Task instructions:
Count the lines in the data below that contain the string "housing", matching case exactly, and reply with the number alone.

Material supplied:
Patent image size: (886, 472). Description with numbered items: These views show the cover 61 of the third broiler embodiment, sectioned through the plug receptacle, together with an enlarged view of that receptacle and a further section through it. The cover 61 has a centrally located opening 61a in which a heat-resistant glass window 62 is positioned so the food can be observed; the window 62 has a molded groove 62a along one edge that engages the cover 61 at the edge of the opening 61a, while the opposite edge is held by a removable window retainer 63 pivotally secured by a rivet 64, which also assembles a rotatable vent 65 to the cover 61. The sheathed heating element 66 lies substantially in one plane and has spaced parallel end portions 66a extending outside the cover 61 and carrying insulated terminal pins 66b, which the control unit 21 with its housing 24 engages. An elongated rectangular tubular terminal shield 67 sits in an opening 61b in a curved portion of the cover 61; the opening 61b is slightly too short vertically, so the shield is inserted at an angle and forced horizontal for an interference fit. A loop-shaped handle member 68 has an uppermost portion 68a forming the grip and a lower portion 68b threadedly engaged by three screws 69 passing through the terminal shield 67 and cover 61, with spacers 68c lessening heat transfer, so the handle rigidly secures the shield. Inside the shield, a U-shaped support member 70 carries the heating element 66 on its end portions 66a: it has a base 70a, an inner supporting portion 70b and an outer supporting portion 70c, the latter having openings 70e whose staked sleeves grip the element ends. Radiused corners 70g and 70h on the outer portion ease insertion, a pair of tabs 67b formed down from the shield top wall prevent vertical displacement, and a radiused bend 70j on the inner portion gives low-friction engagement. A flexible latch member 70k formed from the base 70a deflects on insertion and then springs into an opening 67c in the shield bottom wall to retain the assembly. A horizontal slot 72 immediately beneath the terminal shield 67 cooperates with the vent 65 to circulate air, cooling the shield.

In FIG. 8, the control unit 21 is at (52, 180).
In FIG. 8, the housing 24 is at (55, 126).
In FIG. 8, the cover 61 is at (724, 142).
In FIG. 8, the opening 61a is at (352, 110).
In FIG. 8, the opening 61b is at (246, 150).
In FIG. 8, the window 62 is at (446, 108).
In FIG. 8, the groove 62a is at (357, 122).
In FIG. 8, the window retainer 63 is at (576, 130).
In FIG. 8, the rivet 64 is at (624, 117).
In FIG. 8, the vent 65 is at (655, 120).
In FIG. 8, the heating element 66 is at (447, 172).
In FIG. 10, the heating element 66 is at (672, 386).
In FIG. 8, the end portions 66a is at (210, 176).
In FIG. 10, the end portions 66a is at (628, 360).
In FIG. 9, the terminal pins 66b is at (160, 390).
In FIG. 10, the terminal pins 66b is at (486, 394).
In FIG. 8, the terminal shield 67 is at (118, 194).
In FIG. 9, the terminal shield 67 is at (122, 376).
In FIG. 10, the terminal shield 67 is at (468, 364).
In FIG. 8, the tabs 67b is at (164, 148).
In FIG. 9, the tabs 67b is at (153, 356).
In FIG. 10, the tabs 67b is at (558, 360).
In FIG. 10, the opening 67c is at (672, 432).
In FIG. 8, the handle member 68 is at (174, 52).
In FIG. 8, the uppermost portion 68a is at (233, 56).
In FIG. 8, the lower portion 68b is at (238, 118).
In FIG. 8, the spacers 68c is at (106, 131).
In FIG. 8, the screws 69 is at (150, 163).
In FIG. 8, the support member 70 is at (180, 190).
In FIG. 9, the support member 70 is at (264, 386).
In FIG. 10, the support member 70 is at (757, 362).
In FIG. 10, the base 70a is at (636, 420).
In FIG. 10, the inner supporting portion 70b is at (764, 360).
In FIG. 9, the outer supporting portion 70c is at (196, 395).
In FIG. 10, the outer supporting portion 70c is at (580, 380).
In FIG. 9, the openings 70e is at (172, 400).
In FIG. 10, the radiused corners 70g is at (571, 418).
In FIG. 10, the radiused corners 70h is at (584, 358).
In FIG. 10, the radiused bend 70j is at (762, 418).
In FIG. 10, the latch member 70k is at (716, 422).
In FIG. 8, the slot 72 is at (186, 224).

Full solution:
2